Problem requirements: Collect all the lines that mention the word "name".

Given entries:
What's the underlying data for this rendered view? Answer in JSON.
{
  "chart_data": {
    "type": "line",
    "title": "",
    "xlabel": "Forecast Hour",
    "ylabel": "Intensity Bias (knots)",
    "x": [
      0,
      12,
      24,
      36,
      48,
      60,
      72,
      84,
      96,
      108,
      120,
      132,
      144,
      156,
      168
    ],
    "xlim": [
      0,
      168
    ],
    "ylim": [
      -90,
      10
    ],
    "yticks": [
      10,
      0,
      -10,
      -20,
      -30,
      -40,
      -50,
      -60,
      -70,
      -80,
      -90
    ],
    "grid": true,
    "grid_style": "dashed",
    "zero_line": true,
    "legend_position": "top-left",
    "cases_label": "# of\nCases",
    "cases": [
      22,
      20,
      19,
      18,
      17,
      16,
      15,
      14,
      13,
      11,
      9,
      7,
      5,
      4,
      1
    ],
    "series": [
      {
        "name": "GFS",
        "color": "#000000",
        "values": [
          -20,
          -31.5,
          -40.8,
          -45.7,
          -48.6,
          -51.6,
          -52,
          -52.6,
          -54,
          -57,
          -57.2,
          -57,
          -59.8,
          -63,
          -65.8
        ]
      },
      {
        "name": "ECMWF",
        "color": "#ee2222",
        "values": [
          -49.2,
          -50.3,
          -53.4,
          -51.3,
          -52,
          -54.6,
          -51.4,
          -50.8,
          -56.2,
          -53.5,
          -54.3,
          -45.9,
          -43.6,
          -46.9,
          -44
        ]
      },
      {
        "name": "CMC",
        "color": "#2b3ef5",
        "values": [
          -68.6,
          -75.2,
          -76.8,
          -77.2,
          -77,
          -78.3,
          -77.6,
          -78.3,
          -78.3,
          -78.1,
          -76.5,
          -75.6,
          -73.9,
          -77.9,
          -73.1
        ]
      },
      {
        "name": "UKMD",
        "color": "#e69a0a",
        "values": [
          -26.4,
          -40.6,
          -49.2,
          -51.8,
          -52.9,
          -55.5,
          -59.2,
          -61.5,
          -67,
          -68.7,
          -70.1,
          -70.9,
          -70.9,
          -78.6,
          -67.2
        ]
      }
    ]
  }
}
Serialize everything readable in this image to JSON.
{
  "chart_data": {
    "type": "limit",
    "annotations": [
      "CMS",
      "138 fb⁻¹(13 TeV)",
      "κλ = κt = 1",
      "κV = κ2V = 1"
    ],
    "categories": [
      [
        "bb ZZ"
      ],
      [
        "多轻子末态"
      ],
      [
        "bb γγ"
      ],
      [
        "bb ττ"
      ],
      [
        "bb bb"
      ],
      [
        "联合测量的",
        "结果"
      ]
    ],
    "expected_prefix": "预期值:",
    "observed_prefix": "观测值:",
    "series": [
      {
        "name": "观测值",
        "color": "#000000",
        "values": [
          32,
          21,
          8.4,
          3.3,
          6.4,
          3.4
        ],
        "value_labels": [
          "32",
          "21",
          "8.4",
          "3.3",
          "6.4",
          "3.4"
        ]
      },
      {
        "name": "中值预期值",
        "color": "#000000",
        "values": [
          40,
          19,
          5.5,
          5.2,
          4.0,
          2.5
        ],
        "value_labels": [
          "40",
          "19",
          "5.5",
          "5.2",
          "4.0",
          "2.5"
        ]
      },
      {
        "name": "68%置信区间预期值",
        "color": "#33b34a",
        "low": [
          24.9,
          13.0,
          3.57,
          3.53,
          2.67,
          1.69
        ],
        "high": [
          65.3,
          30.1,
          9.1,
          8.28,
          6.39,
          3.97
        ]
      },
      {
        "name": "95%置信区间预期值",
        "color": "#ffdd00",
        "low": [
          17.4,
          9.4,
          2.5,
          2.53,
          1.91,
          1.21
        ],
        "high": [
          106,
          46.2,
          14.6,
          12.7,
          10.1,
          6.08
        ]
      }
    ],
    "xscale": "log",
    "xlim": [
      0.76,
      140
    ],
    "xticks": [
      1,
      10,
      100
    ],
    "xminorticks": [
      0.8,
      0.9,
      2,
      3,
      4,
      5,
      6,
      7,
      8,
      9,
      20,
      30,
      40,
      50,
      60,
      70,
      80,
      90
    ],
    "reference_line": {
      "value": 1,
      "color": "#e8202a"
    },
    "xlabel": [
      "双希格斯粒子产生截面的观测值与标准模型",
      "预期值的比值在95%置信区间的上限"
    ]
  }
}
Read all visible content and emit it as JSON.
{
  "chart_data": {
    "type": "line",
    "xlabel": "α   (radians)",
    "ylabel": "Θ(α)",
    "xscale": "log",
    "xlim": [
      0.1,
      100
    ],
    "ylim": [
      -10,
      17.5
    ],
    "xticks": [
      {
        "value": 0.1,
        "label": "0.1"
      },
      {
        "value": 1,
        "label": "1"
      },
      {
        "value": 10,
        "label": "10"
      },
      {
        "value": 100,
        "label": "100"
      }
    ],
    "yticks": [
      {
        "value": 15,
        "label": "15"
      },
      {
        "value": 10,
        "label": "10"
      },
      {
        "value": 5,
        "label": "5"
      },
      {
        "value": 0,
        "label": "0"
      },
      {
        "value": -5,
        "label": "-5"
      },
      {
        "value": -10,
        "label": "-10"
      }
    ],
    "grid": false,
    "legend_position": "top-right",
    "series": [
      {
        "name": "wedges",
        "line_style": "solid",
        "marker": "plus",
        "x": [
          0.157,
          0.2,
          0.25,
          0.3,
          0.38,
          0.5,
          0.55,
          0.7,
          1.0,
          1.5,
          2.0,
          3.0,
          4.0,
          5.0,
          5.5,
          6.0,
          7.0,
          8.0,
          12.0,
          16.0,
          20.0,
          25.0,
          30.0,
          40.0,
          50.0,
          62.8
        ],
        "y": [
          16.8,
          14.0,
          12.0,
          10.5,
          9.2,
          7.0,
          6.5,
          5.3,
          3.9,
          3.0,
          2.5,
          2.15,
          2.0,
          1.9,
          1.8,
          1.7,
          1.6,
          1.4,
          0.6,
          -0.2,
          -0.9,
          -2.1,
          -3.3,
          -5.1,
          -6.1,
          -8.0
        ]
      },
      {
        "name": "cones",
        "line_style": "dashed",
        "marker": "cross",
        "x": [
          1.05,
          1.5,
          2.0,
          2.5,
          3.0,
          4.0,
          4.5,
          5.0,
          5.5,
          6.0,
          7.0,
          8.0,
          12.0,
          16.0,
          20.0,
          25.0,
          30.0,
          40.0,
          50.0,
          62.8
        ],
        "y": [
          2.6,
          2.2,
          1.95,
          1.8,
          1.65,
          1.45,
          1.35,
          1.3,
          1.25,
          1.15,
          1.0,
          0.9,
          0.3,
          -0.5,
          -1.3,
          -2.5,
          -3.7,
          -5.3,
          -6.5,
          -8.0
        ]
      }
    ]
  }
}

Finished task:
        "name": "GFS",
        "name": "ECMWF",
        "name": "CMC",
        "name": "UKMD",
        "name": "观测值",
        "name": "中值预期值",
        "name": "68%置信区间预期值",
        "name": "95%置信区间预期值",
        "name": "wedges",
        "name": "cones",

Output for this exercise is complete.